Records for processing:
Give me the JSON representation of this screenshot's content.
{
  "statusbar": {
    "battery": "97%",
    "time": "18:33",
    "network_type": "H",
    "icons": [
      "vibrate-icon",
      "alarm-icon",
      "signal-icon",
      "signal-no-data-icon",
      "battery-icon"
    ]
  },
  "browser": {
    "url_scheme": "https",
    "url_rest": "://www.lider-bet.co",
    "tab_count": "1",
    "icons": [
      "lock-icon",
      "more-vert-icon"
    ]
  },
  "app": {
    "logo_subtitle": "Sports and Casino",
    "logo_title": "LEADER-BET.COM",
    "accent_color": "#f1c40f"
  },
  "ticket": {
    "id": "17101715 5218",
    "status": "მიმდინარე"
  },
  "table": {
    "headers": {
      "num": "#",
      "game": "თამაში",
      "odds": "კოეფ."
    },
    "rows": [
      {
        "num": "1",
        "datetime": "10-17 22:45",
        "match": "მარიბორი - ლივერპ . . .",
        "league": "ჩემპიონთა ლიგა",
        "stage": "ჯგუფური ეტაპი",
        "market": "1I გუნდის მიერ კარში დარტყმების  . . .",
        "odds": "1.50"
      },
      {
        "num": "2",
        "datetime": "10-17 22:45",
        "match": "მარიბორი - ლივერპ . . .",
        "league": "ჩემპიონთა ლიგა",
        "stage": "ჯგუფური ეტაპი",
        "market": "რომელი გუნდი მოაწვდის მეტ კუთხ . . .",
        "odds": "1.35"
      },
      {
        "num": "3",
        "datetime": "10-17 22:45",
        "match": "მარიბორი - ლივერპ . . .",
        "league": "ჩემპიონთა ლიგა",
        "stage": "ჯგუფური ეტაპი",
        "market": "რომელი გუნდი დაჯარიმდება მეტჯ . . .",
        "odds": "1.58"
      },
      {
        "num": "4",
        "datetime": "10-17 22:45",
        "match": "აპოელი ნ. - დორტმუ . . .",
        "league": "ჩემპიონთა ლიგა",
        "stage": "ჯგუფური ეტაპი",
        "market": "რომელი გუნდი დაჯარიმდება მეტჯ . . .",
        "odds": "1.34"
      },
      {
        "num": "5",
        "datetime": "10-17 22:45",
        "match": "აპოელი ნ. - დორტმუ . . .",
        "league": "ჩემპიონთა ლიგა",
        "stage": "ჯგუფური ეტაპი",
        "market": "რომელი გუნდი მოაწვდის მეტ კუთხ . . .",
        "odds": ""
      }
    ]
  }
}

Written request:
Set down every line of the listing above again, exactly as given.

Problem solution:
Give me the JSON representation of this screenshot's content.
{
  "statusbar": {
    "battery": "97%",
    "time": "18:33",
    "network_type": "H",
    "icons": [
      "vibrate-icon",
      "alarm-icon",
      "signal-icon",
      "signal-no-data-icon",
      "battery-icon"
    ]
  },
  "browser": {
    "url_scheme": "https",
    "url_rest": "://www.lider-bet.co",
    "tab_count": "1",
    "icons": [
      "lock-icon",
      "more-vert-icon"
    ]
  },
  "app": {
    "logo_subtitle": "Sports and Casino",
    "logo_title": "LEADER-BET.COM",
    "accent_color": "#f1c40f"
  },
  "ticket": {
    "id": "17101715 5218",
    "status": "მიმდინარე"
  },
  "table": {
    "headers": {
      "num": "#",
      "game": "თამაში",
      "odds": "კოეფ."
    },
    "rows": [
      {
        "num": "1",
        "datetime": "10-17 22:45",
        "match": "მარიბორი - ლივერპ . . .",
        "league": "ჩემპიონთა ლიგა",
        "stage": "ჯგუფური ეტაპი",
        "market": "1I გუნდის მიერ კარში დარტყმების  . . .",
        "odds": "1.50"
      },
      {
        "num": "2",
        "datetime": "10-17 22:45",
        "match": "მარიბორი - ლივერპ . . .",
        "league": "ჩემპიონთა ლიგა",
        "stage": "ჯგუფური ეტაპი",
        "market": "რომელი გუნდი მოაწვდის მეტ კუთხ . . .",
        "odds": "1.35"
      },
      {
        "num": "3",
        "datetime": "10-17 22:45",
        "match": "მარიბორი - ლივერპ . . .",
        "league": "ჩემპიონთა ლიგა",
        "stage": "ჯგუფური ეტაპი",
        "market": "რომელი გუნდი დაჯარიმდება მეტჯ . . .",
        "odds": "1.58"
      },
      {
        "num": "4",
        "datetime": "10-17 22:45",
        "match": "აპოელი ნ. - დორტმუ . . .",
        "league": "ჩემპიონთა ლიგა",
        "stage": "ჯგუფური ეტაპი",
        "market": "რომელი გუნდი დაჯარიმდება მეტჯ . . .",
        "odds": "1.34"
      },
      {
        "num": "5",
        "datetime": "10-17 22:45",
        "match": "აპოელი ნ. - დორტმუ . . .",
        "league": "ჩემპიონთა ლიგა",
        "stage": "ჯგუფური ეტაპი",
        "market": "რომელი გუნდი მოაწვდის მეტ კუთხ . . .",
        "odds": ""
      }
    ]
  }
}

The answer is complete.